#### [STUDY QUESTIONS]
- a) In the post on the health section of the Republican "Pledge to America," what name is given to requiring insurers to sell a policy to anyone regardless of medical history?
- b) Write the next part of the post on the health section of the Republican "Pledge to America," starting after its final sentence.

Peter Suderman of Reason has written a terrific post on the contradictions plaguing the health section of the new Republican “Pledge to America”:
If eliminating benefit caps and preventing rescissions is now GOP policy, then they’re with the Democrats; ObamaCare does both of those things. The new health care law also includes a number of state-based pilot programs intended to look for ways to incentivize medical efficiency.
But the larger problem is the requirement that insurance companies be forced to sell anyone a policy regardless of medical history or current ailments (preexisting conditions). It’s called “guaranteed issue,” and it’s at the heart of the problem with ObamaCare. Usually paired with another policy called “community rating,” which strictly limits how insurers can charge individuals differently based on their health risk factors (which ends up meaning that individuals with risk factors get charged more), it’s a very popular set of reforms, for obvious reasons: It turns an insurance premium into an all-you-can-eat health care buffet that you only have to pay for when you want it.
But in addition to being popular, it’s also a recipe for a swift insurance death spiral. Knowing that they can get insurance at any time, healthy people leave the pool to save money. That drives up premium prices, which drives more people out of the pool, and so on and so forth until you’re left with a very small, very sick, very expensive insurance pool. The PPACA’s authors decided to solve this problem by including an individual mandate requiring everyone to purchase health insurance or pay a tax/penalty. [Emphasis added.]
But the mandate is among the least popular provisions in the bill.
That is, the Republican proposals in the Pledge are incoherent. The Patients Choice Act, however, was not. The conservative alternative has traditionally been reforming the individual insurance market, as Mark V. Pauly of Wharton and John Cochrane of the Booth School have long recommended. The next post will touch on reforming the individual insurance market, and why it’s a more difficult and unlikely proposition that many conservatives and libertarians suggest.

#### [GIVEN INFORMATION]
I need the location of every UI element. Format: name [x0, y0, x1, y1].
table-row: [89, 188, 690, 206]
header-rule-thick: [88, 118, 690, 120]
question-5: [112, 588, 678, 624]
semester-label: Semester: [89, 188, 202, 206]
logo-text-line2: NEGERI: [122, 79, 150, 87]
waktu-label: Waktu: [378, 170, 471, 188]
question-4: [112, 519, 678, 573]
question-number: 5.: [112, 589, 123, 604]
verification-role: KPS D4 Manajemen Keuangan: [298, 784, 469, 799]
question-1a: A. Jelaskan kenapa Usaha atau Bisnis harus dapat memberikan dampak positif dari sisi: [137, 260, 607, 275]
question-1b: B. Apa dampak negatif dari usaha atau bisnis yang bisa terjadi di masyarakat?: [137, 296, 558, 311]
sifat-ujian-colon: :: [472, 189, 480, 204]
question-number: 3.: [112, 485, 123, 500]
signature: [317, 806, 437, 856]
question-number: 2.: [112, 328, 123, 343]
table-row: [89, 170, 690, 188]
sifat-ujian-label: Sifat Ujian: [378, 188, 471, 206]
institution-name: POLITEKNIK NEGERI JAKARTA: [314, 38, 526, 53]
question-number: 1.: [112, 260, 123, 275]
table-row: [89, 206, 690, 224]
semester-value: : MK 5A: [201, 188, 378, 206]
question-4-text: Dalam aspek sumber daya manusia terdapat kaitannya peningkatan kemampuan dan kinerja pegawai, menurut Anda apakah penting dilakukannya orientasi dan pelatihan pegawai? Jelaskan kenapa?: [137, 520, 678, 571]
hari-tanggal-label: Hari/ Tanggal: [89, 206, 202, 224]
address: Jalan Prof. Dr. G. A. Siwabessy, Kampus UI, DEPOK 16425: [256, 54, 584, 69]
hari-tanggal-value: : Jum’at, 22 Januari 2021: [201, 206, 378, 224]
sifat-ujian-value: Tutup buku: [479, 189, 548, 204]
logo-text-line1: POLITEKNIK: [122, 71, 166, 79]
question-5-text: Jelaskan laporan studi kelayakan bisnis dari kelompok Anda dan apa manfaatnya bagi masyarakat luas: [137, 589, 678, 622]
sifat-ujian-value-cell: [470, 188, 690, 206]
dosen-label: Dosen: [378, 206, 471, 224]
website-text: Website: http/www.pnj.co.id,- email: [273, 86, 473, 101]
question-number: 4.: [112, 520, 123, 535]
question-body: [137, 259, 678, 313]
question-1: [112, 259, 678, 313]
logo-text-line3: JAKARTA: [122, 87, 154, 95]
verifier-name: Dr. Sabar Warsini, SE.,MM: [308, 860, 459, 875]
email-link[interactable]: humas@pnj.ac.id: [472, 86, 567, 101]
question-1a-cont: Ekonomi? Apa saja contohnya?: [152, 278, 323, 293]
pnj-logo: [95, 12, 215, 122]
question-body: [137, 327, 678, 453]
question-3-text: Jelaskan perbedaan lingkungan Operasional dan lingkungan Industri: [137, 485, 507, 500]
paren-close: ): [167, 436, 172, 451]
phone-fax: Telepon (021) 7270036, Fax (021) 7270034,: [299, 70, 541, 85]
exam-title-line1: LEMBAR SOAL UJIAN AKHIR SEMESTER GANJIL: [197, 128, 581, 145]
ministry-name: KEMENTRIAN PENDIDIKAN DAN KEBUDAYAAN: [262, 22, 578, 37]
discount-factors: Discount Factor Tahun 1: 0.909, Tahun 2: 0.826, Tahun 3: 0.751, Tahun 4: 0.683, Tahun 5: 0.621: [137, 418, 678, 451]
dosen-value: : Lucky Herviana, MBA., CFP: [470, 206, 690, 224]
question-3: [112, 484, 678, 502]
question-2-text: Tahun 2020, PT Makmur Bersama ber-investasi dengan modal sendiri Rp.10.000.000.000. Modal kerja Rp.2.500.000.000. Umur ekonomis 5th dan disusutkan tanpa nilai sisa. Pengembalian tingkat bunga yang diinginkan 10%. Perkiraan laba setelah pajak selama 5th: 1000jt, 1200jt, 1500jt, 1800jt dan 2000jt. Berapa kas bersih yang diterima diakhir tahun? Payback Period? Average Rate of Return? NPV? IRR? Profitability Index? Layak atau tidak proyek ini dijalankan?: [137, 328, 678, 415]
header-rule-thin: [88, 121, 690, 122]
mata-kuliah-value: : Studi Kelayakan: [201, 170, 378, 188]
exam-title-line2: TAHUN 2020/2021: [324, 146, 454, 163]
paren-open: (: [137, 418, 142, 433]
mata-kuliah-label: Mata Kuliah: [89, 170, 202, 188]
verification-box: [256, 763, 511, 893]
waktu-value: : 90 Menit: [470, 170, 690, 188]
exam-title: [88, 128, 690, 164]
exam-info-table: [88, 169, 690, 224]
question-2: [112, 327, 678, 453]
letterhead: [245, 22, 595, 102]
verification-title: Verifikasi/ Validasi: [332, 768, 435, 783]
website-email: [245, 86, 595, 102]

#### [TASK-BY-TASK RESULTS]
- a) Guaranteed issue.

- b)
P.S. Yuval Levin has sent me a well-timed email:
I think you and Peter Suderman are not reading the Pledge language correctly on health care. The document says “We will make it illegal for an insurance company to deny coverage to someone with prior coverage on the basis of a pre-existing condition.” Notice the words “with prior coverage.” In other words, a person with continuous insurance coverage who has to change coverage (because he loses his job, if he had an employer plan, or because he has to move to another state if he’s in the individual market) has to be offered a new plan without a new risk rating. Especially as part of a system that includes genuine and fully funded high-risk pools (which the Pledge also proposes) this is a way to make sure that people with continuous coverage are not cut off because of changes in their circumstances. It does not create an incentive to stay uninsured until you’re sick (which would lead to the insurance death spiral scenario). On the contrary, it creates an incentive to get insured when you’re healthy, because it says that as long as you’re continuously insured, changes in your health won’t change your ability to be covered. It makes *continuous* coverage the essence of the system. That’s how insurance needs to work. Such a system would therefore not require a mandate, but would rely on a powerful incentive to get into the system when you’re healthy.
Capretta and Miller do a good job of explaining how that would all work here.
I was just about to write a post explaining the time-consistent insurance concept, drawing on Capretta and Miller as well as Mark V. Pauly. I’m not as optimistic about this approach as Capretta and Miller, but I do think it deserves a hearing.